▼

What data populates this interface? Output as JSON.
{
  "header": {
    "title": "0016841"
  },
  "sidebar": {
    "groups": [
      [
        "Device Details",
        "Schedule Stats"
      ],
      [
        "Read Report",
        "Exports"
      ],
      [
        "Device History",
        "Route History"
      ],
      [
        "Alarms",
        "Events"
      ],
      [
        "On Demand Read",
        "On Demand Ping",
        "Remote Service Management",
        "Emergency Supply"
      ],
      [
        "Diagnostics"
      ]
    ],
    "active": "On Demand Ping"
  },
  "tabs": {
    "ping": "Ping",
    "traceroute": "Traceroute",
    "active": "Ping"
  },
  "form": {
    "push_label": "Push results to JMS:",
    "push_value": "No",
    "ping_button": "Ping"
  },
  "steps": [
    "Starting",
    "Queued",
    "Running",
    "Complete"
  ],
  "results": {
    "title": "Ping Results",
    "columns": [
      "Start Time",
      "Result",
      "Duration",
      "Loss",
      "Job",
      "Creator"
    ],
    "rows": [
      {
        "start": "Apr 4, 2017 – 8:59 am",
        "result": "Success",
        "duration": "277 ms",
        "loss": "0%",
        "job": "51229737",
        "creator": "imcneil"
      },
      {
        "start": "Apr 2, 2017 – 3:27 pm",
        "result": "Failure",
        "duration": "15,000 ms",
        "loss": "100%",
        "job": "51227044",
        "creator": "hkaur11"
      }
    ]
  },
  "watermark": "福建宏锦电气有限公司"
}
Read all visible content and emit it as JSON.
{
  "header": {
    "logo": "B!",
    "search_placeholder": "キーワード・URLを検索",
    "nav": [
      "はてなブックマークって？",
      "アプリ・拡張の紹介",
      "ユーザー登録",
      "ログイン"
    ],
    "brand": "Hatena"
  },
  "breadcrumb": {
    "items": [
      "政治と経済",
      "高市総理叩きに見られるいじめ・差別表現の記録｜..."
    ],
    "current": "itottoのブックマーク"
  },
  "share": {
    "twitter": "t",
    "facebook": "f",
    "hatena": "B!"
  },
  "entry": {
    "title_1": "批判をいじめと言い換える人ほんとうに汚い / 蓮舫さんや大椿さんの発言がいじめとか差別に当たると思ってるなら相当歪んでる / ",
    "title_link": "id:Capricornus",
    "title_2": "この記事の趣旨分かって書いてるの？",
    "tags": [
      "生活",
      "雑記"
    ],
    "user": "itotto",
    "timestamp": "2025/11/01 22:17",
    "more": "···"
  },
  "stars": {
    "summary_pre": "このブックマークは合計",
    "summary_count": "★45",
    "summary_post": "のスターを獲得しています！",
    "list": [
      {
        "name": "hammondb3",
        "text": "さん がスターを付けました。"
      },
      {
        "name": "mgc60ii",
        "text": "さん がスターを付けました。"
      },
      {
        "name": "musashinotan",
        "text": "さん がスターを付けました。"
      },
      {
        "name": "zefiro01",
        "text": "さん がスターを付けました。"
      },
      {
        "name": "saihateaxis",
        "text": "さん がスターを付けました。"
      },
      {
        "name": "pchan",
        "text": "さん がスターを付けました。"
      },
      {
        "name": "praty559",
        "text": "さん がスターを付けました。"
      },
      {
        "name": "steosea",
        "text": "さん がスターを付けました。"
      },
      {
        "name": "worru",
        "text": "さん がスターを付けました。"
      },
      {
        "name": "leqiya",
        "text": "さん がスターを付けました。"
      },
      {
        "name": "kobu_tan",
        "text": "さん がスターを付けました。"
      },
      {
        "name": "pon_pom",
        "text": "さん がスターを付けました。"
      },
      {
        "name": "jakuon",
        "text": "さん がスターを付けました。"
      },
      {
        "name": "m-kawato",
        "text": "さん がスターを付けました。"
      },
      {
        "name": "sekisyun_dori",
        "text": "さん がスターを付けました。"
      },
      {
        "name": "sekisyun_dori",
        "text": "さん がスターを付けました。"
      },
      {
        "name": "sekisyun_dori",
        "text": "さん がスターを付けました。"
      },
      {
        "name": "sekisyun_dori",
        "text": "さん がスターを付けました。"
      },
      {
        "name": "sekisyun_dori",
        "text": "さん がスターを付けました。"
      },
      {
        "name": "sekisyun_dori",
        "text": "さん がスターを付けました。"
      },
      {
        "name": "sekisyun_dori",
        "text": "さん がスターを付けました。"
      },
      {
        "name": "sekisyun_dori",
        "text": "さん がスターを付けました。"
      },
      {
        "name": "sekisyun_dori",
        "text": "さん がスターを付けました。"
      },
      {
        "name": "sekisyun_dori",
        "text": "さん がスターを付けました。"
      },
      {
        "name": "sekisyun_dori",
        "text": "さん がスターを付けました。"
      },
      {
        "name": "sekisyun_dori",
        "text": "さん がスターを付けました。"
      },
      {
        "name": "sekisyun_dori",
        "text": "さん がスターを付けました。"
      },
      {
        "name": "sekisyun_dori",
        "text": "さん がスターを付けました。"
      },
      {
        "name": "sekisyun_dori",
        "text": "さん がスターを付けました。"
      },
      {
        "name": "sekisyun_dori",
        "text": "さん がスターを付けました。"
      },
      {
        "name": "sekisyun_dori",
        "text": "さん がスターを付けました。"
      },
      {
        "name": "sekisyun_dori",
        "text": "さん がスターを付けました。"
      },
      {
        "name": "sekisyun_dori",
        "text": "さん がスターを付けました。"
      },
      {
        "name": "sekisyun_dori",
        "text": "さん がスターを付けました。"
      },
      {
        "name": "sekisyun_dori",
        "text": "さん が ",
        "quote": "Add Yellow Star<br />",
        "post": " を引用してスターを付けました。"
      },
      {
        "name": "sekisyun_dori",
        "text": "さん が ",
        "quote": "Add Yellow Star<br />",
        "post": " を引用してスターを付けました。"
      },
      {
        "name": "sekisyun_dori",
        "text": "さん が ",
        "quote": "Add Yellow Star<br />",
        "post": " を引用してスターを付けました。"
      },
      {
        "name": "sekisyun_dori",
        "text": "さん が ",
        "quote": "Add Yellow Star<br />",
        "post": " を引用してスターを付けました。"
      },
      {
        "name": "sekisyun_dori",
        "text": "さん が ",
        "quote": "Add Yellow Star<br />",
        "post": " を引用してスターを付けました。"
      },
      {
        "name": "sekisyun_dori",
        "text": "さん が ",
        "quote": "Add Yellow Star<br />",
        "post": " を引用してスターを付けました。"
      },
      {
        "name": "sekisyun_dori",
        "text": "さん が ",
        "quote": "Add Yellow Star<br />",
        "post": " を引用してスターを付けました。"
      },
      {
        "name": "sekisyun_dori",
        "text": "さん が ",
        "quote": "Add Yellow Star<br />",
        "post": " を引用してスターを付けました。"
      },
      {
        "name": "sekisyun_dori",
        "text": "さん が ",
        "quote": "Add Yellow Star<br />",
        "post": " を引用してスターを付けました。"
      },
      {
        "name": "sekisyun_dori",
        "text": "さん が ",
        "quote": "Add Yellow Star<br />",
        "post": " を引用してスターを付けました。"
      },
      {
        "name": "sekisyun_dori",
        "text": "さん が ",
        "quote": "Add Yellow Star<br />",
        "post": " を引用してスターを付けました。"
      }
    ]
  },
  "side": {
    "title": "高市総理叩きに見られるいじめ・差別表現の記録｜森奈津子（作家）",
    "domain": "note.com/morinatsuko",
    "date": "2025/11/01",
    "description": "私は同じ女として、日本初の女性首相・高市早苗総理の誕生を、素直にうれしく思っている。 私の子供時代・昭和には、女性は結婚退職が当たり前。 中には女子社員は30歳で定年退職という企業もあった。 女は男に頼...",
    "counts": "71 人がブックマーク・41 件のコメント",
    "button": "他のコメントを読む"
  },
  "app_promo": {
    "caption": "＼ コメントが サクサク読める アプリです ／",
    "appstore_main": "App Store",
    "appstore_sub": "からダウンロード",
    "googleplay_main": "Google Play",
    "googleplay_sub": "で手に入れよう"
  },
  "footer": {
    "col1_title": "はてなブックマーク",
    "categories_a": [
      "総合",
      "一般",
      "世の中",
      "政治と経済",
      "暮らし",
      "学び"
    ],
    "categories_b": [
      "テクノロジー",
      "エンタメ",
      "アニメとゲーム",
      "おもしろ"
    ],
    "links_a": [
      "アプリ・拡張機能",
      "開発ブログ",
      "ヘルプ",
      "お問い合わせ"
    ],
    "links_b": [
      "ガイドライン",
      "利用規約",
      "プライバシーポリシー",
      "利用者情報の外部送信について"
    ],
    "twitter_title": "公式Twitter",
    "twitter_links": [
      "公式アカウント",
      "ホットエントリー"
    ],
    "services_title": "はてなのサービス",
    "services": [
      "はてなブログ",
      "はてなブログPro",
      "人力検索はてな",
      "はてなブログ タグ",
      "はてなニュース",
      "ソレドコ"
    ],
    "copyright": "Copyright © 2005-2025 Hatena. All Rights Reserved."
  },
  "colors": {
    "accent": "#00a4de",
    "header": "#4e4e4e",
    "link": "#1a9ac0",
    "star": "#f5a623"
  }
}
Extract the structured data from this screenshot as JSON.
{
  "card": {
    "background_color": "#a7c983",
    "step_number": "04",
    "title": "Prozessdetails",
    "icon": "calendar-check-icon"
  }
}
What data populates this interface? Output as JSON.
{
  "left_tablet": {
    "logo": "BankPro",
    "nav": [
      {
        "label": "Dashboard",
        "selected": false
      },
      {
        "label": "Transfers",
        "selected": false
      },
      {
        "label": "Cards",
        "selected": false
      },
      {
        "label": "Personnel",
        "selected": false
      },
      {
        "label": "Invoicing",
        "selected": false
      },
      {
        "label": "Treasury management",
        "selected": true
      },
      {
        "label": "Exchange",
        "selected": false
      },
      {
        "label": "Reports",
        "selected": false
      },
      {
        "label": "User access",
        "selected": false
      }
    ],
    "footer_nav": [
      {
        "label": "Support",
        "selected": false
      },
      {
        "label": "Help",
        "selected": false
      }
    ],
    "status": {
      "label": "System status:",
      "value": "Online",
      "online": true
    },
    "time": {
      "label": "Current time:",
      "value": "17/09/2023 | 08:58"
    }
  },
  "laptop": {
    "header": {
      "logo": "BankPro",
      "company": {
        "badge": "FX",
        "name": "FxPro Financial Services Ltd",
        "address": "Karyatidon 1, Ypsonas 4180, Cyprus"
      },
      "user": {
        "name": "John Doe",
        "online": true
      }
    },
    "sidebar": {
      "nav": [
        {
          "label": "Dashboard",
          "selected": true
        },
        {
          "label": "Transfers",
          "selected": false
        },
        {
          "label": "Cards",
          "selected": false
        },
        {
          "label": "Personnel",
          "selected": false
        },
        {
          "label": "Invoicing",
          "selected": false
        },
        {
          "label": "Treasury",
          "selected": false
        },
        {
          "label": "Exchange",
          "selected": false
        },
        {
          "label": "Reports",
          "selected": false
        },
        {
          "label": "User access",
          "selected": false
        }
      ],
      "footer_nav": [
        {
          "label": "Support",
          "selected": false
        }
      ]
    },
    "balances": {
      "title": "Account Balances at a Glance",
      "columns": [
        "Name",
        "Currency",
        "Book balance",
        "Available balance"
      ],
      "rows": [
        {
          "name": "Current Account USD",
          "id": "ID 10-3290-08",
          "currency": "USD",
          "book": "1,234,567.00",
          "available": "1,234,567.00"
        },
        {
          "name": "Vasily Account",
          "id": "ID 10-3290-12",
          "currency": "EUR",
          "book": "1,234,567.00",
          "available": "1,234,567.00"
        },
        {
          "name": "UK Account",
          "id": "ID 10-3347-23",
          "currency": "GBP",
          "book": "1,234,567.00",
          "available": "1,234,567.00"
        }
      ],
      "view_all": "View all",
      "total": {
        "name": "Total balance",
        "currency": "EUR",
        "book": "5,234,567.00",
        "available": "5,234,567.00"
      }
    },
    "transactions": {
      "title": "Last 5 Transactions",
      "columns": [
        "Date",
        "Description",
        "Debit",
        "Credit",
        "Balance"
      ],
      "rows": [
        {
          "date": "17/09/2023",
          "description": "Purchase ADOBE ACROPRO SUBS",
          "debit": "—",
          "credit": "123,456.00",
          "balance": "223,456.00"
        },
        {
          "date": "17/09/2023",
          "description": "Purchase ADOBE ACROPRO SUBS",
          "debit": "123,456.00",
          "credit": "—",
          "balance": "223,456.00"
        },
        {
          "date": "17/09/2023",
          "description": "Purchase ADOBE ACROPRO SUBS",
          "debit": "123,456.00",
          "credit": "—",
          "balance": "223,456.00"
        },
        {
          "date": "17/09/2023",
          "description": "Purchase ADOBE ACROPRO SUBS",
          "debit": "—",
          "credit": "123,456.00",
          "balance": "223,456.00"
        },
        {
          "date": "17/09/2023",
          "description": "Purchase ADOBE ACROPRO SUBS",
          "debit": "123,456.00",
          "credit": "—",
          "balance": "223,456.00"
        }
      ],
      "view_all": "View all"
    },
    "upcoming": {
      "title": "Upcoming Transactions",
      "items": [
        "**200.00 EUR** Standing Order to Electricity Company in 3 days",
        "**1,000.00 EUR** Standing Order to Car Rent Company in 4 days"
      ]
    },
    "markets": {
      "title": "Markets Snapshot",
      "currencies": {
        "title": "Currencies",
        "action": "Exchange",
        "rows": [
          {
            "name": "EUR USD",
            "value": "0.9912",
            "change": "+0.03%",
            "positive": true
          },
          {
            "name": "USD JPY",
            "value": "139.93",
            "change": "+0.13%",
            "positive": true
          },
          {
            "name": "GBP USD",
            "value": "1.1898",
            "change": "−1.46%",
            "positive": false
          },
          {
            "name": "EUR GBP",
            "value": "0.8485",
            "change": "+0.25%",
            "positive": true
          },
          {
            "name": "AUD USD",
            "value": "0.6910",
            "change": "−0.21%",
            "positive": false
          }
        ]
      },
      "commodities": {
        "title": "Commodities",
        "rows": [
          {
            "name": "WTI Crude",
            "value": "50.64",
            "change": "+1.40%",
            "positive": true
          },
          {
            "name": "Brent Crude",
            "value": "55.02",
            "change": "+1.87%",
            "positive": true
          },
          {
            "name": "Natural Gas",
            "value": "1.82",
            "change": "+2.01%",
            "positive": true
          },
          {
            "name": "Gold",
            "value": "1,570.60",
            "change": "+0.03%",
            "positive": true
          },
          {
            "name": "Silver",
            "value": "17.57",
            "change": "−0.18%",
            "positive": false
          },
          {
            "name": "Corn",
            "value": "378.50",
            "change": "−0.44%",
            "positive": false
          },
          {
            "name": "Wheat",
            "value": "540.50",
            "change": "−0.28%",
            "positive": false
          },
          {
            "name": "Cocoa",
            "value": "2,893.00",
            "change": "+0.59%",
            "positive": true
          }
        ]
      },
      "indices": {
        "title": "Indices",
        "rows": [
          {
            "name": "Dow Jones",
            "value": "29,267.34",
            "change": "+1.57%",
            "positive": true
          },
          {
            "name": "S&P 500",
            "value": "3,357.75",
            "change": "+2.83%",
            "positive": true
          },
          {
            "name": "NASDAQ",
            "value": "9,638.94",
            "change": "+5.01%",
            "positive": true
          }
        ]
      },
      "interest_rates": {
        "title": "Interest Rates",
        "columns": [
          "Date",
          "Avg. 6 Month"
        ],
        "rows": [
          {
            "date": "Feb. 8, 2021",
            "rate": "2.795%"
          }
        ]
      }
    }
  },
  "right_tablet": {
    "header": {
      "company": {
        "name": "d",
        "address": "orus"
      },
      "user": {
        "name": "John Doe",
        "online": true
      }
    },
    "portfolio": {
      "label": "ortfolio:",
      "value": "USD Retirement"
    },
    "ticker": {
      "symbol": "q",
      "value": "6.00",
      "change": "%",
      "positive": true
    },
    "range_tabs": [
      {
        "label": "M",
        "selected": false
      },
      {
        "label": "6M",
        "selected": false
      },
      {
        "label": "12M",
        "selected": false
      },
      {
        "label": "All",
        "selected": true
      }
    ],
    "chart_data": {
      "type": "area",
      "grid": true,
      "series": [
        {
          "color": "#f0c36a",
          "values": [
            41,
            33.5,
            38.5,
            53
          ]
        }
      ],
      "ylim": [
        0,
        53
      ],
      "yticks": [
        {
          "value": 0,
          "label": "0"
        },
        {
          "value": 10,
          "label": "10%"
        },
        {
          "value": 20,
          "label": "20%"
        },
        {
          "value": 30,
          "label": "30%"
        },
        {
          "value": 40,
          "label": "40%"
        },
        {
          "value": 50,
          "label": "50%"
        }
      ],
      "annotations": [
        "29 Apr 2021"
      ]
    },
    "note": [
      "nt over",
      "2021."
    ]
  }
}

▲

**Goal:**
Look over the listing. Pull out every line with the string "Standing" in it.

**Correct output:**
        "**200.00 EUR** Standing Order to Electricity Company in 3 days",
        "**1,000.00 EUR** Standing Order to Car Rent Company in 4 days"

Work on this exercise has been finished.